The problem:
Pull out every line with the word "title".

Exercise input:
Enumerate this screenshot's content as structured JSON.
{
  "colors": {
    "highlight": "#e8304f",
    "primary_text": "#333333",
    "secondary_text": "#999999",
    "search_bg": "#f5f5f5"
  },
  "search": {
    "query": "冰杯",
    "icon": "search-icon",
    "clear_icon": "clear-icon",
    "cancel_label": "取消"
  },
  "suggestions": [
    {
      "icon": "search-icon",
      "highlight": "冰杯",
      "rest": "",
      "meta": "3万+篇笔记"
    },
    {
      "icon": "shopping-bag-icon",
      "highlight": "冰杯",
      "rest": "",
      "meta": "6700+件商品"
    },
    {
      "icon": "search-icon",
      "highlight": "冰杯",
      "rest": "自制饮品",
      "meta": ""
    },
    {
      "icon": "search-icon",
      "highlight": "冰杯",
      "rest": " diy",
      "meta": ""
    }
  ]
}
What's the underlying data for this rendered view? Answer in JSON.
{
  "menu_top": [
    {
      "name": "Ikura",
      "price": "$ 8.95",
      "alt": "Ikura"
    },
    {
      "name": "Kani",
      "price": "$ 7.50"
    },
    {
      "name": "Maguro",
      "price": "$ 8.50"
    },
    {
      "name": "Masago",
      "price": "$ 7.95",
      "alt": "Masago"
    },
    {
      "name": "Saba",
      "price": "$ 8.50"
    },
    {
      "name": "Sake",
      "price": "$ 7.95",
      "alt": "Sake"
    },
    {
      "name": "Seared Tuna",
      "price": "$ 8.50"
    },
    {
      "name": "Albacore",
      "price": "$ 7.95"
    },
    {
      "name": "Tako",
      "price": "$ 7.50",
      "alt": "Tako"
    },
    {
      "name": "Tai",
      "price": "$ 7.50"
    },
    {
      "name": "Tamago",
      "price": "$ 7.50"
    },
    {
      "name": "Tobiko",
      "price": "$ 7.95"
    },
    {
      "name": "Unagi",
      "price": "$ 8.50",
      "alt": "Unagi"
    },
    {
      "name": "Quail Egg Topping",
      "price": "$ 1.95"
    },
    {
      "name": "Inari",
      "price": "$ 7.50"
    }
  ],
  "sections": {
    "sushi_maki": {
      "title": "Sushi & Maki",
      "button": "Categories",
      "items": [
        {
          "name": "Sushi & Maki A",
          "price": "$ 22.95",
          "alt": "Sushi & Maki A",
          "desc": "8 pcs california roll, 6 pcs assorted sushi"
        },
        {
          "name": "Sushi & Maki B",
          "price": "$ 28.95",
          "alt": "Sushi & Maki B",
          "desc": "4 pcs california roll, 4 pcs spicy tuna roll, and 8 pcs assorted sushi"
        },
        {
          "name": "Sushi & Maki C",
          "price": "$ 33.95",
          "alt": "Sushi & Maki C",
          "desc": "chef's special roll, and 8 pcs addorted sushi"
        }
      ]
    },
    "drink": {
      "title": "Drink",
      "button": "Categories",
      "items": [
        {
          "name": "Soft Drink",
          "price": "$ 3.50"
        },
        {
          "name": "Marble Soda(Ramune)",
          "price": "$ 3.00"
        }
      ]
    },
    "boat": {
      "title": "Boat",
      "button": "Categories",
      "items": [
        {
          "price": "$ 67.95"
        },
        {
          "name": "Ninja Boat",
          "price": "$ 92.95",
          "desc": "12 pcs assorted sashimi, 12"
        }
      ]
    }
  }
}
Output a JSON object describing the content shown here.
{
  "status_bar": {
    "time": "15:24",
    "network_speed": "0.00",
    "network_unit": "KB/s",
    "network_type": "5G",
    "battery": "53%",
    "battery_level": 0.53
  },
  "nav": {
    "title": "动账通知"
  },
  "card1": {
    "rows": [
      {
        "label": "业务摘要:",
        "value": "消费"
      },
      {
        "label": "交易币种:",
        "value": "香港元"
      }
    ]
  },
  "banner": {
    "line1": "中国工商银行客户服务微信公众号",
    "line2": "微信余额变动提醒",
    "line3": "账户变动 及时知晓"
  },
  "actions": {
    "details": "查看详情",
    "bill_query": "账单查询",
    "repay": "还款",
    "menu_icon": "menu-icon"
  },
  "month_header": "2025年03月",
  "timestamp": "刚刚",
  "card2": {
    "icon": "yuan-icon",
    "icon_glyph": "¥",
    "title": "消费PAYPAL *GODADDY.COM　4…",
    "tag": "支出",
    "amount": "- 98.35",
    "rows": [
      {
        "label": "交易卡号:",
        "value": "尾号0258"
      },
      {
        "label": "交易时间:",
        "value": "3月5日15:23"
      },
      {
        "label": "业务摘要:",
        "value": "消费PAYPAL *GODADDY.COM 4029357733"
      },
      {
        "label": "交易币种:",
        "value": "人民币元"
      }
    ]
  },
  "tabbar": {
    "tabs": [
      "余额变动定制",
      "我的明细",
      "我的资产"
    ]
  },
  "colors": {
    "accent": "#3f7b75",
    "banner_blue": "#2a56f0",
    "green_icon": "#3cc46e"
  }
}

Completed exercise:
      "title": "Sushi & Maki",
      "title": "Drink",
      "title": "Boat",
    "title": "动账通知"
    "title": "消费PAYPAL *GODADDY.COM　4…",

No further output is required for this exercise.